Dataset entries
-.-.-

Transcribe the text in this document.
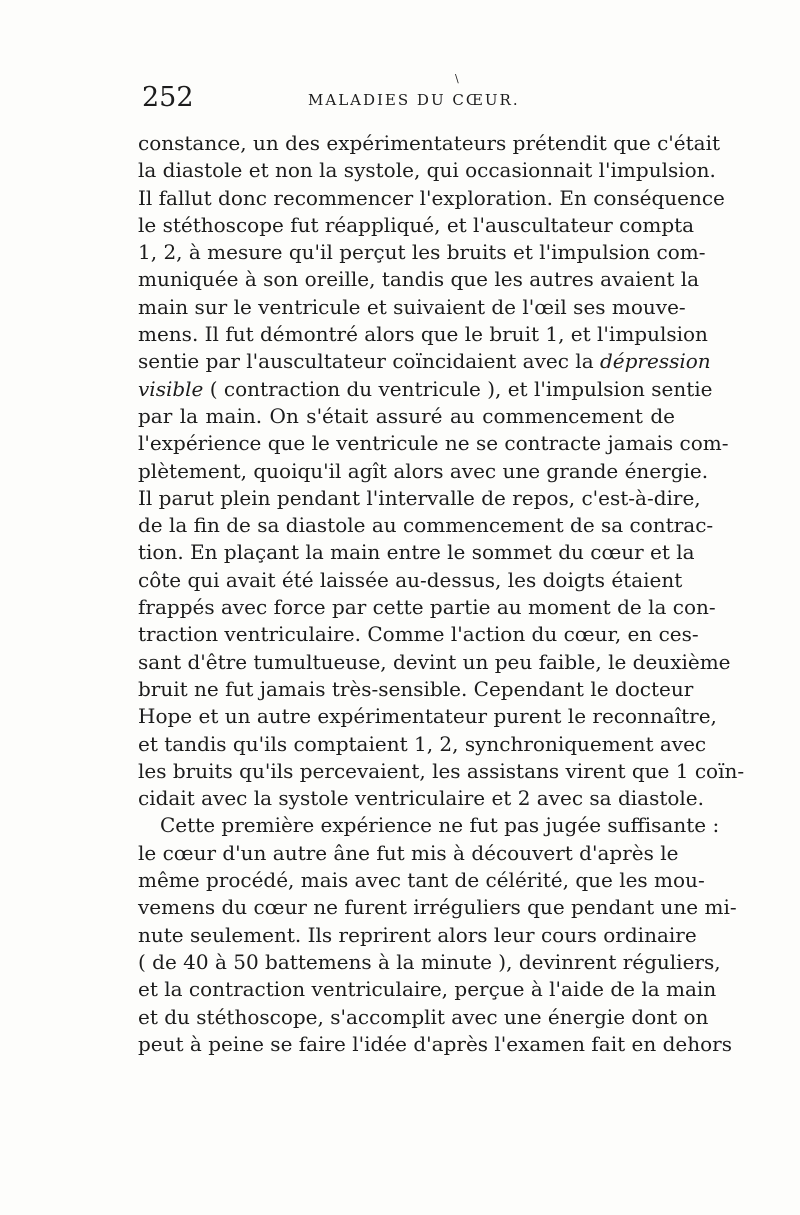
252
\
MALADIES DU CŒUR.
constance, un des expérimentateurs prétendit que c'était
la diastole et non la systole, qui occasionnait l'impulsion.
Il fallut donc recommencer l'exploration. En conséquence
le stéthoscope fut réappliqué, et l'auscultateur compta
1, 2, à mesure qu'il perçut les bruits et l'impulsion com-
muniquée à son oreille, tandis que les autres avaient la
main sur le ventricule et suivaient de l'œil ses mouve-
mens. Il fut démontré alors que le bruit 1, et l'impulsion
sentie par l'auscultateur coïncidaient avec la dépression
visible ( contraction du ventricule ), et l'impulsion sentie
par la main. On s'était assuré au commencement de
l'expérience que le ventricule ne se contracte jamais com-
plètement, quoiqu'il agît alors avec une grande énergie.
Il parut plein pendant l'intervalle de repos, c'est-à-dire,
de la fin de sa diastole au commencement de sa contrac-
tion. En plaçant la main entre le sommet du cœur et la
côte qui avait été laissée au-dessus, les doigts étaient
frappés avec force par cette partie au moment de la con-
traction ventriculaire. Comme l'action du cœur, en ces-
sant d'être tumultueuse, devint un peu faible, le deuxième
bruit ne fut jamais très-sensible. Cependant le docteur
Hope et un autre expérimentateur purent le reconnaître,
et tandis qu'ils comptaient 1, 2, synchroniquement avec
les bruits qu'ils percevaient, les assistans virent que 1 coïn-
cidait avec la systole ventriculaire et 2 avec sa diastole.
Cette première expérience ne fut pas jugée suffisante :
le cœur d'un autre âne fut mis à découvert d'après le
même procédé, mais avec tant de célérité, que les mou-
vemens du cœur ne furent irréguliers que pendant une mi-
nute seulement. Ils reprirent alors leur cours ordinaire
( de 40 à 50 battemens à la minute ), devinrent réguliers,
et la contraction ventriculaire, perçue à l'aide de la main
et du stéthoscope, s'accomplit avec une énergie dont on
peut à peine se faire l'idée d'après l'examen fait en dehors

-.-.-

Reproduce every line of the material precisely, omitting its pictures.

Transcribe the text in this document.
252
\
MALADIES DU CŒUR.
constance, un des expérimentateurs prétendit que c'était
la diastole et non la systole, qui occasionnait l'impulsion.
Il fallut donc recommencer l'exploration. En conséquence
le stéthoscope fut réappliqué, et l'auscultateur compta
1, 2, à mesure qu'il perçut les bruits et l'impulsion com-
muniquée à son oreille, tandis que les autres avaient la
main sur le ventricule et suivaient de l'œil ses mouve-
mens. Il fut démontré alors que le bruit 1, et l'impulsion
sentie par l'auscultateur coïncidaient avec la dépression
visible ( contraction du ventricule ), et l'impulsion sentie
par la main. On s'était assuré au commencement de
l'expérience que le ventricule ne se contracte jamais com-
plètement, quoiqu'il agît alors avec une grande énergie.
Il parut plein pendant l'intervalle de repos, c'est-à-dire,
de la fin de sa diastole au commencement de sa contrac-
tion. En plaçant la main entre le sommet du cœur et la
côte qui avait été laissée au-dessus, les doigts étaient
frappés avec force par cette partie au moment de la con-
traction ventriculaire. Comme l'action du cœur, en ces-
sant d'être tumultueuse, devint un peu faible, le deuxième
bruit ne fut jamais très-sensible. Cependant le docteur
Hope et un autre expérimentateur purent le reconnaître,
et tandis qu'ils comptaient 1, 2, synchroniquement avec
les bruits qu'ils percevaient, les assistans virent que 1 coïn-
cidait avec la systole ventriculaire et 2 avec sa diastole.
Cette première expérience ne fut pas jugée suffisante :
le cœur d'un autre âne fut mis à découvert d'après le
même procédé, mais avec tant de célérité, que les mou-
vemens du cœur ne furent irréguliers que pendant une mi-
nute seulement. Ils reprirent alors leur cours ordinaire
( de 40 à 50 battemens à la minute ), devinrent réguliers,
et la contraction ventriculaire, perçue à l'aide de la main
et du stéthoscope, s'accomplit avec une énergie dont on
peut à peine se faire l'idée d'après l'examen fait en dehors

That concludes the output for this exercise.